▶ [What is expected] Every entry below should be printed exactly, without its images.

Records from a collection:
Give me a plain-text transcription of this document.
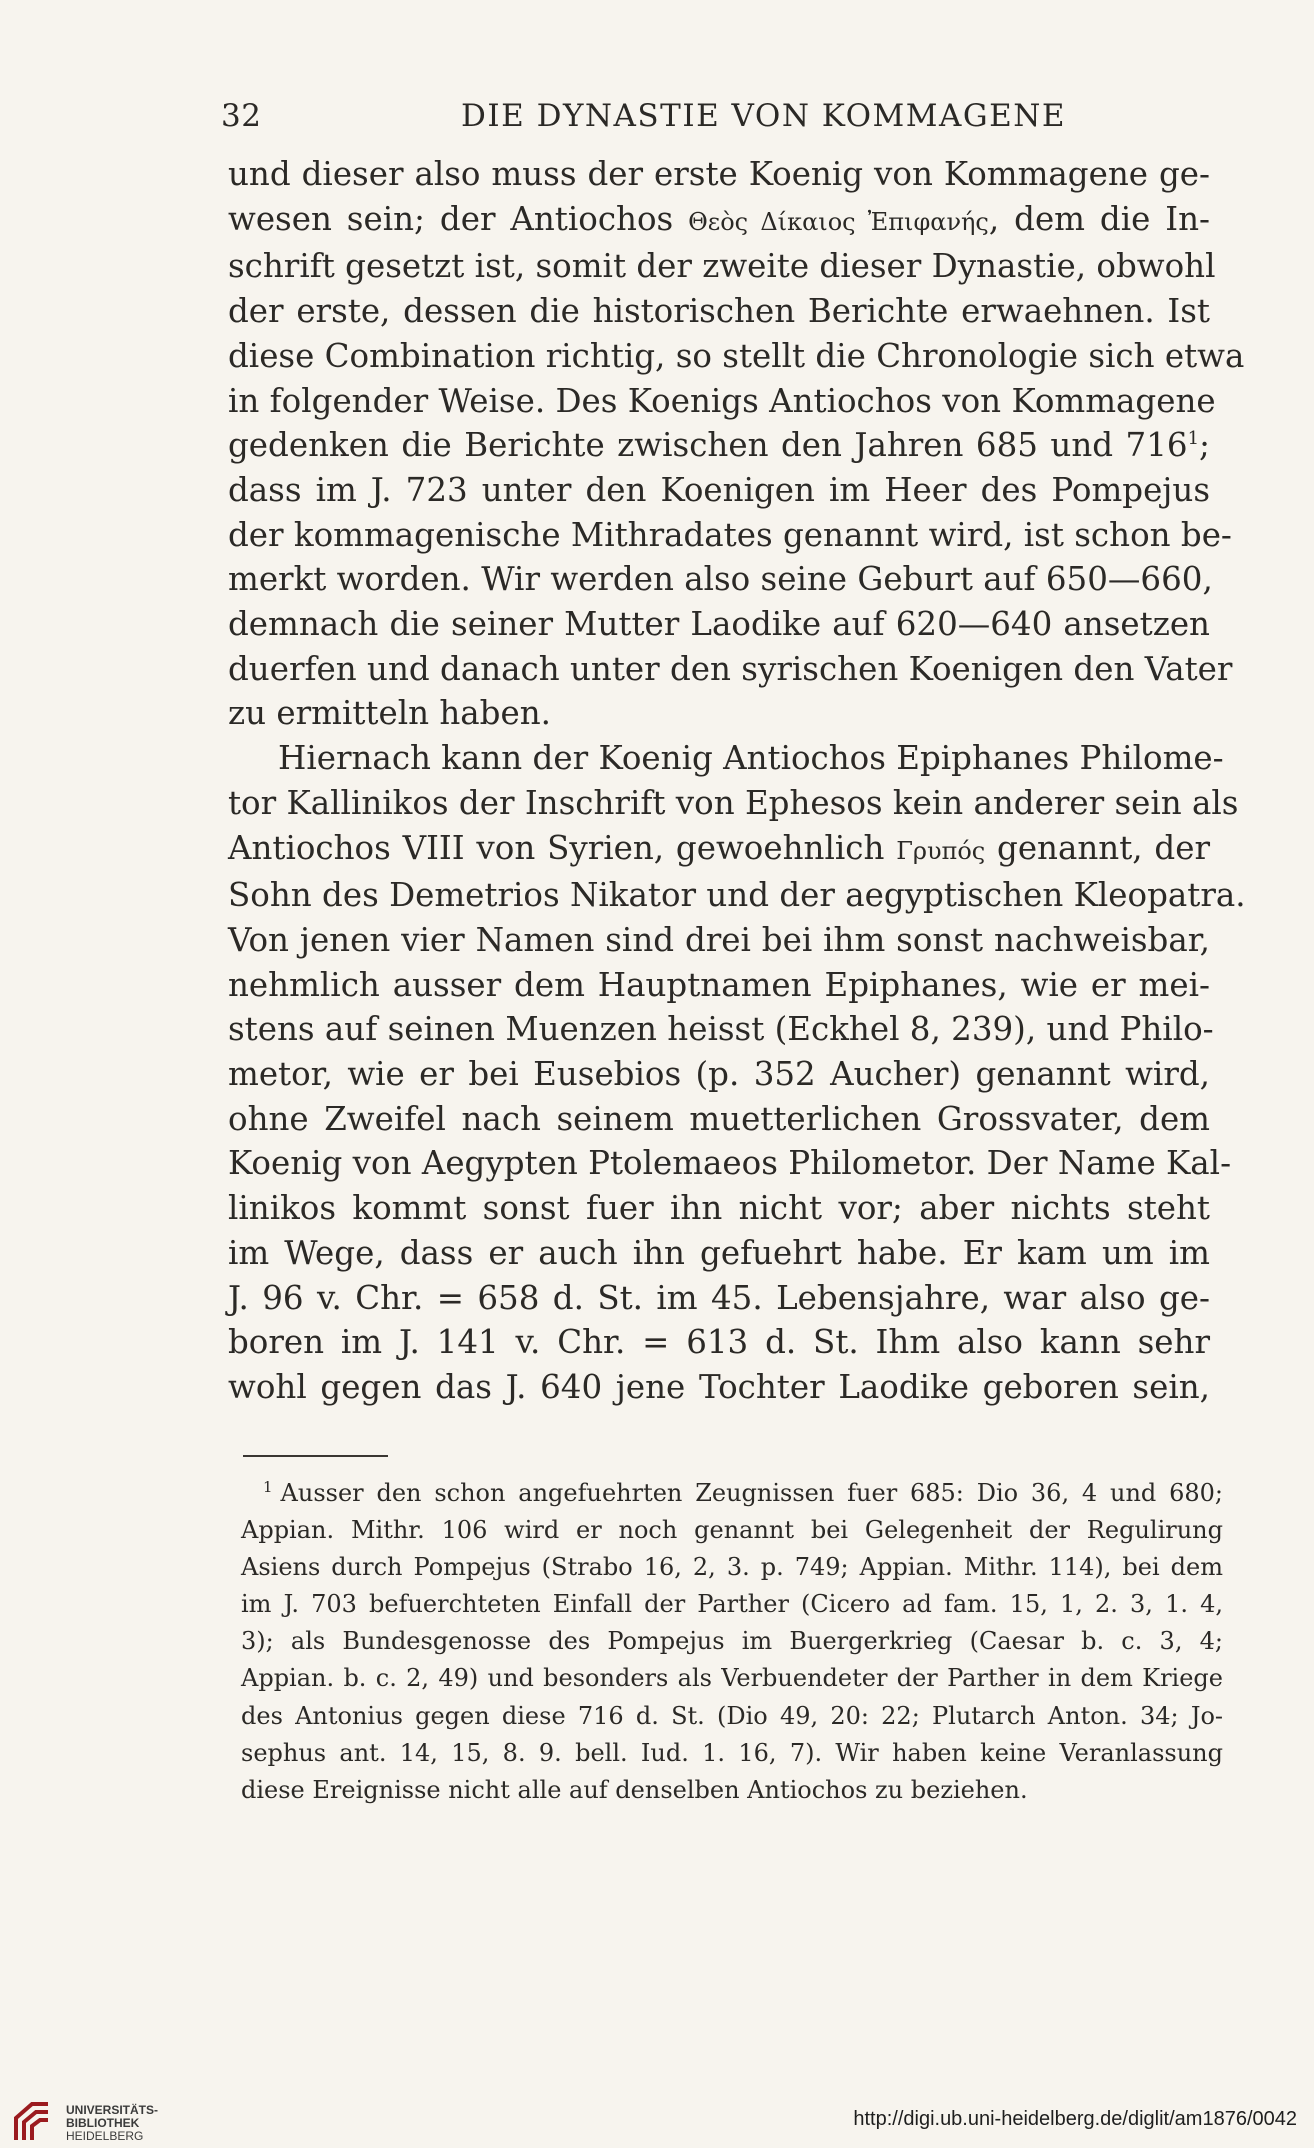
32	DIE DYNASTIE VON KOMMAGENE
und dieser also muss der erste Koenig von Kommagene ge-
wesen sein; der Antiochos Θεὸς Δίκαιος Ἐπιφανής, dem die In-
schrift gesetzt ist, somit der zweite dieser Dynastie, obwohl
der erste, dessen die historischen Berichte erwaehnen. Ist
diese Combination richtig, so stellt die Chronologie sich etwa
in folgender Weise. Des Koenigs Antiochos von Kommagene
gedenken die Berichte zwischen den Jahren 685 und $716^1$;
dass im J. 723 unter den Koenigen im Heer des Pompejus
der kommagenische Mithradates genannt wird, ist schon be-
merkt worden. Wir werden also seine Geburt auf 650—660,
demnach die seiner Mutter Laodike auf 620—640 ansetzen
duerfen und danach unter den syrischen Koenigen den Vater
zu ermitteln haben.
Hiernach kann der Koenig Antiochos Epiphanes Philome-
tor Kallinikos der Inschrift von Ephesos kein anderer sein als
Antiochos VIII von Syrien, gewoehnlich Γρυπός genannt, der
Sohn des Demetrios Nikator und der aegyptischen Kleopatra.
Von jenen vier Namen sind drei bei ihm sonst nachweisbar,
nehmlich ausser dem Hauptnamen Epiphanes, wie er mei-
stens auf seinen Muenzen heisst (Eckhel 8, 239), und Philo-
metor, wie er bei Eusebios (p. 352 Aucher) genannt wird,
ohne Zweifel nach seinem muetterlichen Grossvater, dem
Koenig von Aegypten Ptolemaeos Philometor. Der Name Kal-
linikos kommt sonst fuer ihn nicht vor; aber nichts steht
im Wege, dass er auch ihn gefuehrt habe. Er kam um im
J. 96 v. Chr. = 658 d. St. im 45. Lebensjahre, war also ge-
boren im J. 141 v. Chr. = 613 d. St. Ihm also kann sehr
wohl gegen das J. 640 jene Tochter Laodike geboren sein,
$^1$ Ausser den schon angefuehrten Zeugnissen fuer 685: Dio 36, 4 und 680;
Appian. Mithr. 106 wird er noch genannt bei Gelegenheit der Regulirung
Asiens durch Pompejus (Strabo 16, 2, 3. p. 749; Appian. Mithr. 114), bei dem
im J. 703 befuerchteten Einfall der Parther (Cicero ad fam. 15, 1, 2. 3, 1. 4,
3); als Bundesgenosse des Pompejus im Buergerkrieg (Caesar b. c. 3, 4;
Appian. b. c. 2, 49) und besonders als Verbuendeter der Parther in dem Kriege
des Antonius gegen diese 716 d. St. (Dio 49, 20: 22; Plutarch Anton. 34; Jo-
sephus ant. 14, 15, 8. 9. bell. Iud. 1. 16, 7). Wir haben keine Veranlassung
diese Ereignisse nicht alle auf denselben Antiochos zu beziehen.
UNIVERSITÄTS-
BIBLIOTHEK
HEIDELBERG
http://digi.ub.uni-heidelberg.de/diglit/am1876/0042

▶ [Task output]
Give me a plain-text transcription of this document.
32	DIE DYNASTIE VON KOMMAGENE
und dieser also muss der erste Koenig von Kommagene ge-
wesen sein; der Antiochos Θεὸς Δίκαιος Ἐπιφανής, dem die In-
schrift gesetzt ist, somit der zweite dieser Dynastie, obwohl
der erste, dessen die historischen Berichte erwaehnen. Ist
diese Combination richtig, so stellt die Chronologie sich etwa
in folgender Weise. Des Koenigs Antiochos von Kommagene
gedenken die Berichte zwischen den Jahren 685 und $716^1$;
dass im J. 723 unter den Koenigen im Heer des Pompejus
der kommagenische Mithradates genannt wird, ist schon be-
merkt worden. Wir werden also seine Geburt auf 650—660,
demnach die seiner Mutter Laodike auf 620—640 ansetzen
duerfen und danach unter den syrischen Koenigen den Vater
zu ermitteln haben.
Hiernach kann der Koenig Antiochos Epiphanes Philome-
tor Kallinikos der Inschrift von Ephesos kein anderer sein als
Antiochos VIII von Syrien, gewoehnlich Γρυπός genannt, der
Sohn des Demetrios Nikator und der aegyptischen Kleopatra.
Von jenen vier Namen sind drei bei ihm sonst nachweisbar,
nehmlich ausser dem Hauptnamen Epiphanes, wie er mei-
stens auf seinen Muenzen heisst (Eckhel 8, 239), und Philo-
metor, wie er bei Eusebios (p. 352 Aucher) genannt wird,
ohne Zweifel nach seinem muetterlichen Grossvater, dem
Koenig von Aegypten Ptolemaeos Philometor. Der Name Kal-
linikos kommt sonst fuer ihn nicht vor; aber nichts steht
im Wege, dass er auch ihn gefuehrt habe. Er kam um im
J. 96 v. Chr. = 658 d. St. im 45. Lebensjahre, war also ge-
boren im J. 141 v. Chr. = 613 d. St. Ihm also kann sehr
wohl gegen das J. 640 jene Tochter Laodike geboren sein,
$^1$ Ausser den schon angefuehrten Zeugnissen fuer 685: Dio 36, 4 und 680;
Appian. Mithr. 106 wird er noch genannt bei Gelegenheit der Regulirung
Asiens durch Pompejus (Strabo 16, 2, 3. p. 749; Appian. Mithr. 114), bei dem
im J. 703 befuerchteten Einfall der Parther (Cicero ad fam. 15, 1, 2. 3, 1. 4,
3); als Bundesgenosse des Pompejus im Buergerkrieg (Caesar b. c. 3, 4;
Appian. b. c. 2, 49) und besonders als Verbuendeter der Parther in dem Kriege
des Antonius gegen diese 716 d. St. (Dio 49, 20: 22; Plutarch Anton. 34; Jo-
sephus ant. 14, 15, 8. 9. bell. Iud. 1. 16, 7). Wir haben keine Veranlassung
diese Ereignisse nicht alle auf denselben Antiochos zu beziehen.
UNIVERSITÄTS-
BIBLIOTHEK
HEIDELBERG
http://digi.ub.uni-heidelberg.de/diglit/am1876/0042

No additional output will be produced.